Provided material start

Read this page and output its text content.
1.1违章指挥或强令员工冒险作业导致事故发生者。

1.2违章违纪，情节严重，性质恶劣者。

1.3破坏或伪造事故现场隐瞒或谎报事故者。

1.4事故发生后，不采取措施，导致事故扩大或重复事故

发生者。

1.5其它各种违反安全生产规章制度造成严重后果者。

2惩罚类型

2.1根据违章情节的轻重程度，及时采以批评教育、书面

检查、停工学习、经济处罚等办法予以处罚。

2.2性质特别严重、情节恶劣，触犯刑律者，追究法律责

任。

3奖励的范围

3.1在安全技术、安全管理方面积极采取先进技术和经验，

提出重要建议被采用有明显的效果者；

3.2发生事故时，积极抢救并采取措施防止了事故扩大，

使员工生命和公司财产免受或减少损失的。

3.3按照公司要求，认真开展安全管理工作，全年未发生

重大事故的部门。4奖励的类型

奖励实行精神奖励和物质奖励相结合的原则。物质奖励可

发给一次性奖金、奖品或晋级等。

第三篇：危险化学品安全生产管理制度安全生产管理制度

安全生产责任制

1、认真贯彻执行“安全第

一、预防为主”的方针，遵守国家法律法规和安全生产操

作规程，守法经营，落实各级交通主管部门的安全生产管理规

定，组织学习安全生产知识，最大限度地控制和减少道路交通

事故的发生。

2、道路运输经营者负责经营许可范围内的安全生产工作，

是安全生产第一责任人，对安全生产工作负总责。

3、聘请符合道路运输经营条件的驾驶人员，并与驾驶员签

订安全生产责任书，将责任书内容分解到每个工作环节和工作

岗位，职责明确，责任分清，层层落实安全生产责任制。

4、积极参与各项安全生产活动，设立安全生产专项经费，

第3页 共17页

Provided material end

◆ Short task:
From the first line to the last, please quote the material above exactly.

◆ Finished answer:
Read this page and output its text content.
1.1违章指挥或强令员工冒险作业导致事故发生者。

1.2违章违纪，情节严重，性质恶劣者。

1.3破坏或伪造事故现场隐瞒或谎报事故者。

1.4事故发生后，不采取措施，导致事故扩大或重复事故

发生者。

1.5其它各种违反安全生产规章制度造成严重后果者。

2惩罚类型

2.1根据违章情节的轻重程度，及时采以批评教育、书面

检查、停工学习、经济处罚等办法予以处罚。

2.2性质特别严重、情节恶劣，触犯刑律者，追究法律责

任。

3奖励的范围

3.1在安全技术、安全管理方面积极采取先进技术和经验，

提出重要建议被采用有明显的效果者；

3.2发生事故时，积极抢救并采取措施防止了事故扩大，

使员工生命和公司财产免受或减少损失的。

3.3按照公司要求，认真开展安全管理工作，全年未发生

重大事故的部门。4奖励的类型

奖励实行精神奖励和物质奖励相结合的原则。物质奖励可

发给一次性奖金、奖品或晋级等。

第三篇：危险化学品安全生产管理制度安全生产管理制度

安全生产责任制

1、认真贯彻执行“安全第

一、预防为主”的方针，遵守国家法律法规和安全生产操

作规程，守法经营，落实各级交通主管部门的安全生产管理规

定，组织学习安全生产知识，最大限度地控制和减少道路交通

事故的发生。

2、道路运输经营者负责经营许可范围内的安全生产工作，

是安全生产第一责任人，对安全生产工作负总责。

3、聘请符合道路运输经营条件的驾驶人员，并与驾驶员签

订安全生产责任书，将责任书内容分解到每个工作环节和工作

岗位，职责明确，责任分清，层层落实安全生产责任制。

4、积极参与各项安全生产活动，设立安全生产专项经费，

第3页 共17页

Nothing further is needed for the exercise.